▸ **Kaynak metin**:
+ + + + + + +

“Derviş’in zikri ne ise fikri de o’dur “ der eskiler. CTP ne kadar kamuflaja bürünse de altındaki zihniyet elbet ortaya çıkar. Geçici hükümetinde kamuflajı erken söküldü vesselam.
Örneğin geçici hükümetin İçişleri ve Yerel Yönetimler Bakanı Gülsün Yücel daha koltuğa oturalı bir ay bile dolmadan ardı ardına gelen skandal haberleri ile gündeme oturdu.
Sayın Bakan önce Yahudilerin avukatı çıktı şimdi de yanında çalıştırdığı kişilerin sigorta ve ihtiyat sandığı primlerini yatırmadığı ortaya çıktı.
Çalışma Bakanı Aziz Gürpınar her Allah’ın günü “kaçak çalışma hayatının önüne geçilecek” deyip dursun Güven ve Şeffaflık hükümetinin bir bakanı Aziz Gürpınar’ın söylemlerini davulun sesi misali uzaktan hoşça dinlemekle yetinsin.

+ + + + + + +

▸ **Kaynaktan alıntı**:
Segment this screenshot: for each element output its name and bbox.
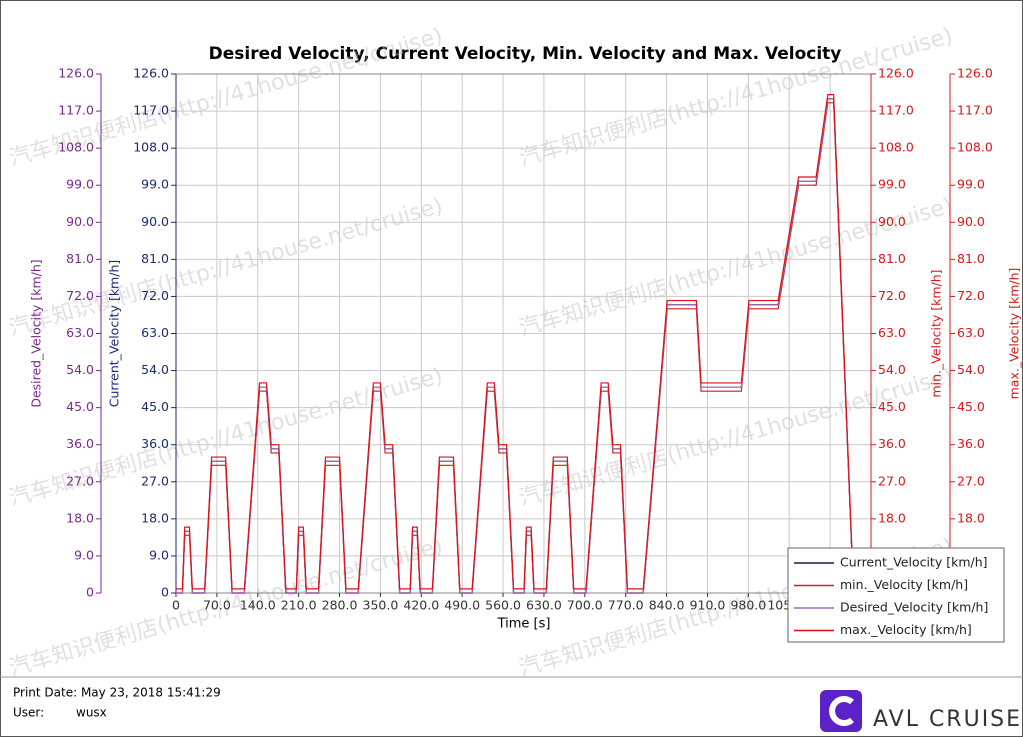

+ + + + + + +

▸ **Alıştırma yönergeleri**:
1. Geçici hükümet bakanlarını eleştiren yazıda adı geçen siyasi partiyi ve kişileri sıralayın; her birini bir kez yazın.
2. Geçici hükümet bakanlarını eleştiren yazıyı kaldığı yerden birkaç cümleyle devam ettirin.

▸ **Alıştırma cevapları**:
1.
CTP
Gülsün Yücel
Aziz Gürpınar

2.
Dün haberiwww.kibrissondakika.com verdi. Sitenin haber merkezine ulaşan ve adının gizli tutulmasını isteyen bir kişi Bakan Yücel'in yanında çalışan Hanım Teke'nin yatırımlarını yapmadığı bilgisini paylaştı. İşte o haber;

Elde edilen bilgiler doğrultusunda Yücel'e ait avukatlık bürosunda çalışan Hanım Teke adlı kişinin Ekim 2012'den bu yana sigorta ve ihtiyat sandığı primlerinin yatırılmadığı, Teke'nin neredeyse 10 aydır sosyal güvencesi olmadan çalıştırıldığı ortaya çıktı.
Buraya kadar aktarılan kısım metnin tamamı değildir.